— start of DATA —
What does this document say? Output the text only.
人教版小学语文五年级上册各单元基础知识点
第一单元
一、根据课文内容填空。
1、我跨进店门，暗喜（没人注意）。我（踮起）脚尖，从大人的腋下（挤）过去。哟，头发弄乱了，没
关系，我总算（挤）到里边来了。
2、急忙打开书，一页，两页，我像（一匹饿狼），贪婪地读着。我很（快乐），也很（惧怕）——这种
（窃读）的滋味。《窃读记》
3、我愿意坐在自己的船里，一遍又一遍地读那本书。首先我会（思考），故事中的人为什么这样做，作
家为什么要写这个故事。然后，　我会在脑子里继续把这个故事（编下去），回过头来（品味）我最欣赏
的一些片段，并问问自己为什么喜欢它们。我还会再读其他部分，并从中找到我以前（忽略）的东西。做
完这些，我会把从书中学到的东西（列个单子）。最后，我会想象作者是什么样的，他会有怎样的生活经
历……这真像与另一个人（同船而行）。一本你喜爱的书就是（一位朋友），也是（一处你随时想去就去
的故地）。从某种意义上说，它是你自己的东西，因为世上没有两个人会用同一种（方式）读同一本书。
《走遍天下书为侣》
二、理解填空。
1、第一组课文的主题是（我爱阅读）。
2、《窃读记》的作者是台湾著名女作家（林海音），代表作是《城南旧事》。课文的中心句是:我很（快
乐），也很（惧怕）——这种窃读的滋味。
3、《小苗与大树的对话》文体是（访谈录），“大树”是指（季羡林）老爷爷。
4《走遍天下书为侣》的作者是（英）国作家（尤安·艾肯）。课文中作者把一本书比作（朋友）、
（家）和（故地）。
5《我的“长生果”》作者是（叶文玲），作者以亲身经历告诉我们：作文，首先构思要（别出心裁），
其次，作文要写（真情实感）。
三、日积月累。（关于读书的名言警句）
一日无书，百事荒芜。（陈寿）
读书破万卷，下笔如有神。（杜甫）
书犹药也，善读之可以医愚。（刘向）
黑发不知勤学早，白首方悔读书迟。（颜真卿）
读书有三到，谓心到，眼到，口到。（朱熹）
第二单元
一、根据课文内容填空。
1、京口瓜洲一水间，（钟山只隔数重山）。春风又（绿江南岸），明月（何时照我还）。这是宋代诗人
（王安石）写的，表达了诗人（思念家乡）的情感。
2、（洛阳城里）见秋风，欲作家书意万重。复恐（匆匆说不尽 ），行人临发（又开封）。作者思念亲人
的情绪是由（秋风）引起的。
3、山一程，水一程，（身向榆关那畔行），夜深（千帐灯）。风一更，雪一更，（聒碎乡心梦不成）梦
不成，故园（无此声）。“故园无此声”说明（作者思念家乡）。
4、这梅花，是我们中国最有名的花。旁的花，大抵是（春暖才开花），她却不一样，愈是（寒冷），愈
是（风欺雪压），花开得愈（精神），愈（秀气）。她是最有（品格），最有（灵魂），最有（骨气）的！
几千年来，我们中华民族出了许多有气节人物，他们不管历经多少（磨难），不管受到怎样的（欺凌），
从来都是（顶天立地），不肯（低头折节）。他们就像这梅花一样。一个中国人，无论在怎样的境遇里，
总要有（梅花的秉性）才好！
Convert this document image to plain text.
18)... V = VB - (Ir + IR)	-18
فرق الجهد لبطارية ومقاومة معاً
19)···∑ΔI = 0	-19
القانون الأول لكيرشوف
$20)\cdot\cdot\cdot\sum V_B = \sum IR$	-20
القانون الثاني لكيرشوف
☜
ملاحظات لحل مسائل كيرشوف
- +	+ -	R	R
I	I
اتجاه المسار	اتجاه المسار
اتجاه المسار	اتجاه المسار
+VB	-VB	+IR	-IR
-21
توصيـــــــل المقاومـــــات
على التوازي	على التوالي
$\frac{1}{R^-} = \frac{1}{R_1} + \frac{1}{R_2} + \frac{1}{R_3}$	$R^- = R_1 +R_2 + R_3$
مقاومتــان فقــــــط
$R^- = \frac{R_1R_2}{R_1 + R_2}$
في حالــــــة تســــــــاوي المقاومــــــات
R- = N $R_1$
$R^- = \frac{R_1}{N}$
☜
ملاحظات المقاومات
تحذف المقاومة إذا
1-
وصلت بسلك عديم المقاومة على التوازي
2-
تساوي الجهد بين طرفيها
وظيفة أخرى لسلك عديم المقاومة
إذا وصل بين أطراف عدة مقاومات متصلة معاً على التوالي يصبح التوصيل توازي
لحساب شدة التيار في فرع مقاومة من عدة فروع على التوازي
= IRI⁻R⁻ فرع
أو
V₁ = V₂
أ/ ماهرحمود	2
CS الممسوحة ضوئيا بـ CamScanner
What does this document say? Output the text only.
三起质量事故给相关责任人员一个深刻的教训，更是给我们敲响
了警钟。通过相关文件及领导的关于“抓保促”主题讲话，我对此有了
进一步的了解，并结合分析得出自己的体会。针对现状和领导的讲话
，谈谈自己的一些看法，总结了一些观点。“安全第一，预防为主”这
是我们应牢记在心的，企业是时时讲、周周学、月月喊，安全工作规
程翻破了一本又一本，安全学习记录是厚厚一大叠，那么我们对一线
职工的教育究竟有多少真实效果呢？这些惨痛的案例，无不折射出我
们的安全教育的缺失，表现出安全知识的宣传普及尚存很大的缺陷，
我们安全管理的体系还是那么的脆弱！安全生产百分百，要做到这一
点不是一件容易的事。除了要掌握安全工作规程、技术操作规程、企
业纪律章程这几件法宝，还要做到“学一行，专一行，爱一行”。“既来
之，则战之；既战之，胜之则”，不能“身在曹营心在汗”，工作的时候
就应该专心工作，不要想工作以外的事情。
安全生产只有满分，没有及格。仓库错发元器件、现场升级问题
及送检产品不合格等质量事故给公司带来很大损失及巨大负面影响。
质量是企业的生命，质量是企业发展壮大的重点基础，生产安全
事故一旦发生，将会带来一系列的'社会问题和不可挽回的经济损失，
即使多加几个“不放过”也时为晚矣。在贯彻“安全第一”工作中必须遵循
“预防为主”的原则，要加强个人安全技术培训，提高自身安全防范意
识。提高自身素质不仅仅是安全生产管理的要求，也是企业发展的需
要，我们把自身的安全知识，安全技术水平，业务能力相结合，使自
— end of DATA —
#### [EXERCISE DIRECTIONS]
Reproduce every record, matching each line exactly.

#### [ANSWER]
What does this document say? Output the text only.
人教版小学语文五年级上册各单元基础知识点
第一单元
一、根据课文内容填空。
1、我跨进店门，暗喜（没人注意）。我（踮起）脚尖，从大人的腋下（挤）过去。哟，头发弄乱了，没
关系，我总算（挤）到里边来了。
2、急忙打开书，一页，两页，我像（一匹饿狼），贪婪地读着。我很（快乐），也很（惧怕）——这种
（窃读）的滋味。《窃读记》
3、我愿意坐在自己的船里，一遍又一遍地读那本书。首先我会（思考），故事中的人为什么这样做，作
家为什么要写这个故事。然后，　我会在脑子里继续把这个故事（编下去），回过头来（品味）我最欣赏
的一些片段，并问问自己为什么喜欢它们。我还会再读其他部分，并从中找到我以前（忽略）的东西。做
完这些，我会把从书中学到的东西（列个单子）。最后，我会想象作者是什么样的，他会有怎样的生活经
历……这真像与另一个人（同船而行）。一本你喜爱的书就是（一位朋友），也是（一处你随时想去就去
的故地）。从某种意义上说，它是你自己的东西，因为世上没有两个人会用同一种（方式）读同一本书。
《走遍天下书为侣》
二、理解填空。
1、第一组课文的主题是（我爱阅读）。
2、《窃读记》的作者是台湾著名女作家（林海音），代表作是《城南旧事》。课文的中心句是:我很（快
乐），也很（惧怕）——这种窃读的滋味。
3、《小苗与大树的对话》文体是（访谈录），“大树”是指（季羡林）老爷爷。
4《走遍天下书为侣》的作者是（英）国作家（尤安·艾肯）。课文中作者把一本书比作（朋友）、
（家）和（故地）。
5《我的“长生果”》作者是（叶文玲），作者以亲身经历告诉我们：作文，首先构思要（别出心裁），
其次，作文要写（真情实感）。
三、日积月累。（关于读书的名言警句）
一日无书，百事荒芜。（陈寿）
读书破万卷，下笔如有神。（杜甫）
书犹药也，善读之可以医愚。（刘向）
黑发不知勤学早，白首方悔读书迟。（颜真卿）
读书有三到，谓心到，眼到，口到。（朱熹）
第二单元
一、根据课文内容填空。
1、京口瓜洲一水间，（钟山只隔数重山）。春风又（绿江南岸），明月（何时照我还）。这是宋代诗人
（王安石）写的，表达了诗人（思念家乡）的情感。
2、（洛阳城里）见秋风，欲作家书意万重。复恐（匆匆说不尽 ），行人临发（又开封）。作者思念亲人
的情绪是由（秋风）引起的。
3、山一程，水一程，（身向榆关那畔行），夜深（千帐灯）。风一更，雪一更，（聒碎乡心梦不成）梦
不成，故园（无此声）。“故园无此声”说明（作者思念家乡）。
4、这梅花，是我们中国最有名的花。旁的花，大抵是（春暖才开花），她却不一样，愈是（寒冷），愈
是（风欺雪压），花开得愈（精神），愈（秀气）。她是最有（品格），最有（灵魂），最有（骨气）的！
几千年来，我们中华民族出了许多有气节人物，他们不管历经多少（磨难），不管受到怎样的（欺凌），
从来都是（顶天立地），不肯（低头折节）。他们就像这梅花一样。一个中国人，无论在怎样的境遇里，
总要有（梅花的秉性）才好！
Convert this document image to plain text.
18)... V = VB - (Ir + IR)	-18
فرق الجهد لبطارية ومقاومة معاً
19)···∑ΔI = 0	-19
القانون الأول لكيرشوف
$20)\cdot\cdot\cdot\sum V_B = \sum IR$	-20
القانون الثاني لكيرشوف
☜
ملاحظات لحل مسائل كيرشوف
- +	+ -	R	R
I	I
اتجاه المسار	اتجاه المسار
اتجاه المسار	اتجاه المسار
+VB	-VB	+IR	-IR
-21
توصيـــــــل المقاومـــــات
على التوازي	على التوالي
$\frac{1}{R^-} = \frac{1}{R_1} + \frac{1}{R_2} + \frac{1}{R_3}$	$R^- = R_1 +R_2 + R_3$
مقاومتــان فقــــــط
$R^- = \frac{R_1R_2}{R_1 + R_2}$
في حالــــــة تســــــــاوي المقاومــــــات
R- = N $R_1$
$R^- = \frac{R_1}{N}$
☜
ملاحظات المقاومات
تحذف المقاومة إذا
1-
وصلت بسلك عديم المقاومة على التوازي
2-
تساوي الجهد بين طرفيها
وظيفة أخرى لسلك عديم المقاومة
إذا وصل بين أطراف عدة مقاومات متصلة معاً على التوالي يصبح التوصيل توازي
لحساب شدة التيار في فرع مقاومة من عدة فروع على التوازي
= IRI⁻R⁻ فرع
أو
V₁ = V₂
أ/ ماهرحمود	2
CS الممسوحة ضوئيا بـ CamScanner
What does this document say? Output the text only.
三起质量事故给相关责任人员一个深刻的教训，更是给我们敲响
了警钟。通过相关文件及领导的关于“抓保促”主题讲话，我对此有了
进一步的了解，并结合分析得出自己的体会。针对现状和领导的讲话
，谈谈自己的一些看法，总结了一些观点。“安全第一，预防为主”这
是我们应牢记在心的，企业是时时讲、周周学、月月喊，安全工作规
程翻破了一本又一本，安全学习记录是厚厚一大叠，那么我们对一线
职工的教育究竟有多少真实效果呢？这些惨痛的案例，无不折射出我
们的安全教育的缺失，表现出安全知识的宣传普及尚存很大的缺陷，
我们安全管理的体系还是那么的脆弱！安全生产百分百，要做到这一
点不是一件容易的事。除了要掌握安全工作规程、技术操作规程、企
业纪律章程这几件法宝，还要做到“学一行，专一行，爱一行”。“既来
之，则战之；既战之，胜之则”，不能“身在曹营心在汗”，工作的时候
就应该专心工作，不要想工作以外的事情。
安全生产只有满分，没有及格。仓库错发元器件、现场升级问题
及送检产品不合格等质量事故给公司带来很大损失及巨大负面影响。
质量是企业的生命，质量是企业发展壮大的重点基础，生产安全
事故一旦发生，将会带来一系列的'社会问题和不可挽回的经济损失，
即使多加几个“不放过”也时为晚矣。在贯彻“安全第一”工作中必须遵循
“预防为主”的原则，要加强个人安全技术培训，提高自身安全防范意
识。提高自身素质不仅仅是安全生产管理的要求，也是企业发展的需
要，我们把自身的安全知识，安全技术水平，业务能力相结合，使自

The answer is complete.